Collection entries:
★ ★ ★ ★ ★ ★ ★

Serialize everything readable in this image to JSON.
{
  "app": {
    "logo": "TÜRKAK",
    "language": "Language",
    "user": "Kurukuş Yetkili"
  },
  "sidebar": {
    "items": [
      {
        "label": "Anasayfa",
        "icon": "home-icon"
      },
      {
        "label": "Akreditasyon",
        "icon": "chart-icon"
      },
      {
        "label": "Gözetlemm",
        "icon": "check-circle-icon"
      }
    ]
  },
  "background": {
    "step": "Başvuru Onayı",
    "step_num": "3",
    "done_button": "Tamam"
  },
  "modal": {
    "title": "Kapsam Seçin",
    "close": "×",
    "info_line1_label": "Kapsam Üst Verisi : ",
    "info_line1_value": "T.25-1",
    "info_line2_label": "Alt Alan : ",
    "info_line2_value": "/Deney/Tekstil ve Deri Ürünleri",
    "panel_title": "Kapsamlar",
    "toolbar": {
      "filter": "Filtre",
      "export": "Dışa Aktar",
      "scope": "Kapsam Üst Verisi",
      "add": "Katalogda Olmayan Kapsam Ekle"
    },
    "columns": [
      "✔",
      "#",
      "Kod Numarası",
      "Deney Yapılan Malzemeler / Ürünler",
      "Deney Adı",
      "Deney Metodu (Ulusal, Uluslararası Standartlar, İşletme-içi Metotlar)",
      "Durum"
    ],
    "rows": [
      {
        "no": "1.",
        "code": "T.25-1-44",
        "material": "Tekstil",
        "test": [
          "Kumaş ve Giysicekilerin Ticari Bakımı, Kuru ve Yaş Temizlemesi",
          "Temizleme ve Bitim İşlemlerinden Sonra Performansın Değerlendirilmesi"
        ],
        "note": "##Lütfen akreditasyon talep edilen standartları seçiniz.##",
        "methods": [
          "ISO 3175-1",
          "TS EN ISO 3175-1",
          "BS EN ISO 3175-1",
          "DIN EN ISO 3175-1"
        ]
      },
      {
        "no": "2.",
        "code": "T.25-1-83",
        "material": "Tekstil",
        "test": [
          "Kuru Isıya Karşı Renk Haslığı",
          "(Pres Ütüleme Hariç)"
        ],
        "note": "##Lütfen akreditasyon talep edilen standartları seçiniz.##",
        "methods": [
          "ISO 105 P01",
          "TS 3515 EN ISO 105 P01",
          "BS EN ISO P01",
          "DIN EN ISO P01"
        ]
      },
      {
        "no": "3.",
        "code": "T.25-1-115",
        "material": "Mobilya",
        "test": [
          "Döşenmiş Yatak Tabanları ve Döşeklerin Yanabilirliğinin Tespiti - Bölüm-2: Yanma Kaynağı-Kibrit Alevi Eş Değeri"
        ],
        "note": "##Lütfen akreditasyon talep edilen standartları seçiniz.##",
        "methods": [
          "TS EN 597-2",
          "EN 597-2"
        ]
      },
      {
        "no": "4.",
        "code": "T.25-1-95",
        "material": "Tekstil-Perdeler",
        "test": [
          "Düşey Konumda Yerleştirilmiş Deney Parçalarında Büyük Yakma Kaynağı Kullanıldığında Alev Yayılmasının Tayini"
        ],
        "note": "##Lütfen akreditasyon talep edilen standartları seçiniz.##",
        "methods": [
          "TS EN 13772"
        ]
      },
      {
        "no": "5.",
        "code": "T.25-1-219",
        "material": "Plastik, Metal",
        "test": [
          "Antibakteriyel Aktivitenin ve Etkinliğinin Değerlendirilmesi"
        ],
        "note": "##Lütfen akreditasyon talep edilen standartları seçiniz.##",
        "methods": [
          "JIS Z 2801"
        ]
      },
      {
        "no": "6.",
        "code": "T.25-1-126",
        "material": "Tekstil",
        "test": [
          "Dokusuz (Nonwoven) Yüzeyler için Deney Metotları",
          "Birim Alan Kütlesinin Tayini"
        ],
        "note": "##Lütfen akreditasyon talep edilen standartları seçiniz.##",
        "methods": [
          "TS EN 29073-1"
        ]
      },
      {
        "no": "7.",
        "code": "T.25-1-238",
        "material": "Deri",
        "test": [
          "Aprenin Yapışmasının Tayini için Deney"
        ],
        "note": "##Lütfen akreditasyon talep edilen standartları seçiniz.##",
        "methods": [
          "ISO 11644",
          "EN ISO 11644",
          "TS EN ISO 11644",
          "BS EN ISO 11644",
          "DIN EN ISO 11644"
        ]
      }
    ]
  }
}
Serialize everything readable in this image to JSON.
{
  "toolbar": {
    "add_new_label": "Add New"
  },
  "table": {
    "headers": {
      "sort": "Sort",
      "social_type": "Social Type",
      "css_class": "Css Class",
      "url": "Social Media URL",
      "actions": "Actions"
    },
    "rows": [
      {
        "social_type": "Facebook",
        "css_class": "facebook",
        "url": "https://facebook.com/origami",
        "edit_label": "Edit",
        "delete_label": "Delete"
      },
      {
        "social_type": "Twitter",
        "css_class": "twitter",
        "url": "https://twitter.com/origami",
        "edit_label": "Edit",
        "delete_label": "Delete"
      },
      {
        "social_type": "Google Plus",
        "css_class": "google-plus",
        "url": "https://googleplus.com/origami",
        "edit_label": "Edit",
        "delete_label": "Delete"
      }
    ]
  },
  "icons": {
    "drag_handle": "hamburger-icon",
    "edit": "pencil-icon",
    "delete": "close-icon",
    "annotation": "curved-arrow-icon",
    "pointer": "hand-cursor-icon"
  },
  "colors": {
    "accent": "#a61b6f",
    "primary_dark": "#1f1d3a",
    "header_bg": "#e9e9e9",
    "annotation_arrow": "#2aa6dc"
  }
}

★ ★ ★ ★ ★ ★ ★

- Required work -
Where a line in the entries holds "https", copy that line.

- The solution -
        "url": "https://facebook.com/origami",
        "url": "https://twitter.com/origami",
        "url": "https://googleplus.com/origami",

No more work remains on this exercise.